_WHAT YOU HAVE TO DO_:
Restate the data exactly as given and keep the pictures out.
┄┄┄┄┄┄┄┄┄┄
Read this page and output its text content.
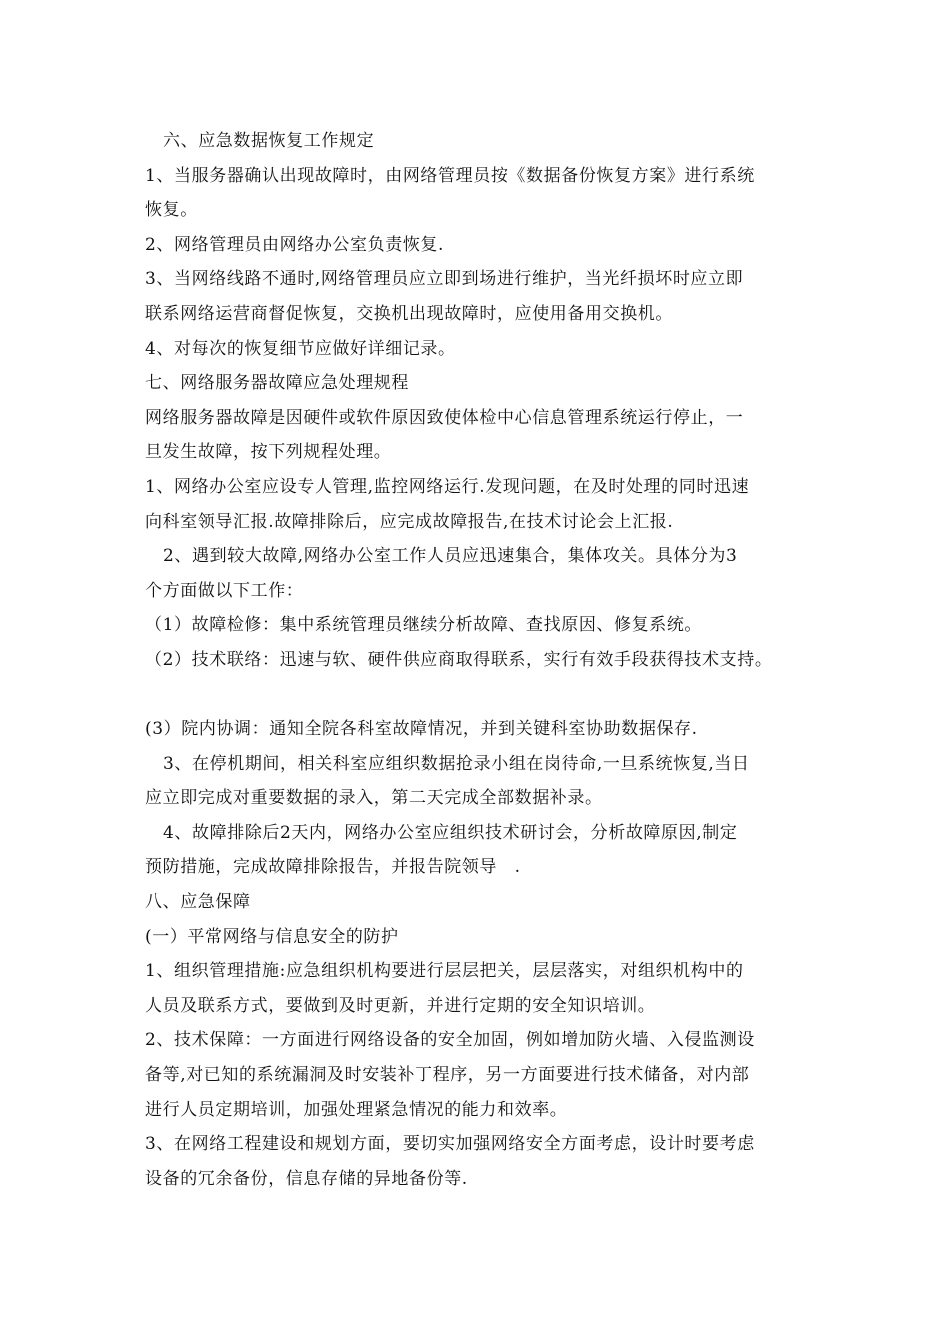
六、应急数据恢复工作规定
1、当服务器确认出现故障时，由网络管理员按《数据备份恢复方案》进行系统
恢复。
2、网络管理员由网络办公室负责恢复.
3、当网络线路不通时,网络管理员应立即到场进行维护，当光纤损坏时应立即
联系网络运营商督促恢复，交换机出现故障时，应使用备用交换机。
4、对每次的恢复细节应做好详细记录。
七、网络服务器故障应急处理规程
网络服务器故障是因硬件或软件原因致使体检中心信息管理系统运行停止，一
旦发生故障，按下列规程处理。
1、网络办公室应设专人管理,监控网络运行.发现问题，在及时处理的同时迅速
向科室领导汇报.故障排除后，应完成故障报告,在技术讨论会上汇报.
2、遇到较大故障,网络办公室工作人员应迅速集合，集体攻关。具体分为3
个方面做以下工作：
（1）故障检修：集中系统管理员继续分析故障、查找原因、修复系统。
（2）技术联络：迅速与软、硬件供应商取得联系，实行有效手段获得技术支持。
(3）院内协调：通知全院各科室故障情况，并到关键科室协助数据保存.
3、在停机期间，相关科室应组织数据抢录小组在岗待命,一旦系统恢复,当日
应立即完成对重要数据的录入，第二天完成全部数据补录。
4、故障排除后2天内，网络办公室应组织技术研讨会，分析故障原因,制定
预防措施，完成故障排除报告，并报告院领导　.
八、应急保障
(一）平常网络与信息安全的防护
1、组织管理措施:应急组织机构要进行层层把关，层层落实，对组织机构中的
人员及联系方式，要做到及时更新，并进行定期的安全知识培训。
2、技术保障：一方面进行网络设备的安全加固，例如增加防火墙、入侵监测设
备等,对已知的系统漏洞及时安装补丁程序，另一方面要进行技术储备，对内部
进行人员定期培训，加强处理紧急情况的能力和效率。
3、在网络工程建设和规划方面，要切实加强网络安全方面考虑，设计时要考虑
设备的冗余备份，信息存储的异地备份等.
┄┄┄┄┄┄┄┄┄┄
_WRITTEN SOLUTION_:
Read this page and output its text content.
六、应急数据恢复工作规定
1、当服务器确认出现故障时，由网络管理员按《数据备份恢复方案》进行系统
恢复。
2、网络管理员由网络办公室负责恢复.
3、当网络线路不通时,网络管理员应立即到场进行维护，当光纤损坏时应立即
联系网络运营商督促恢复，交换机出现故障时，应使用备用交换机。
4、对每次的恢复细节应做好详细记录。
七、网络服务器故障应急处理规程
网络服务器故障是因硬件或软件原因致使体检中心信息管理系统运行停止，一
旦发生故障，按下列规程处理。
1、网络办公室应设专人管理,监控网络运行.发现问题，在及时处理的同时迅速
向科室领导汇报.故障排除后，应完成故障报告,在技术讨论会上汇报.
2、遇到较大故障,网络办公室工作人员应迅速集合，集体攻关。具体分为3
个方面做以下工作：
（1）故障检修：集中系统管理员继续分析故障、查找原因、修复系统。
（2）技术联络：迅速与软、硬件供应商取得联系，实行有效手段获得技术支持。
(3）院内协调：通知全院各科室故障情况，并到关键科室协助数据保存.
3、在停机期间，相关科室应组织数据抢录小组在岗待命,一旦系统恢复,当日
应立即完成对重要数据的录入，第二天完成全部数据补录。
4、故障排除后2天内，网络办公室应组织技术研讨会，分析故障原因,制定
预防措施，完成故障排除报告，并报告院领导　.
八、应急保障
(一）平常网络与信息安全的防护
1、组织管理措施:应急组织机构要进行层层把关，层层落实，对组织机构中的
人员及联系方式，要做到及时更新，并进行定期的安全知识培训。
2、技术保障：一方面进行网络设备的安全加固，例如增加防火墙、入侵监测设
备等,对已知的系统漏洞及时安装补丁程序，另一方面要进行技术储备，对内部
进行人员定期培训，加强处理紧急情况的能力和效率。
3、在网络工程建设和规划方面，要切实加强网络安全方面考虑，设计时要考虑
设备的冗余备份，信息存储的异地备份等.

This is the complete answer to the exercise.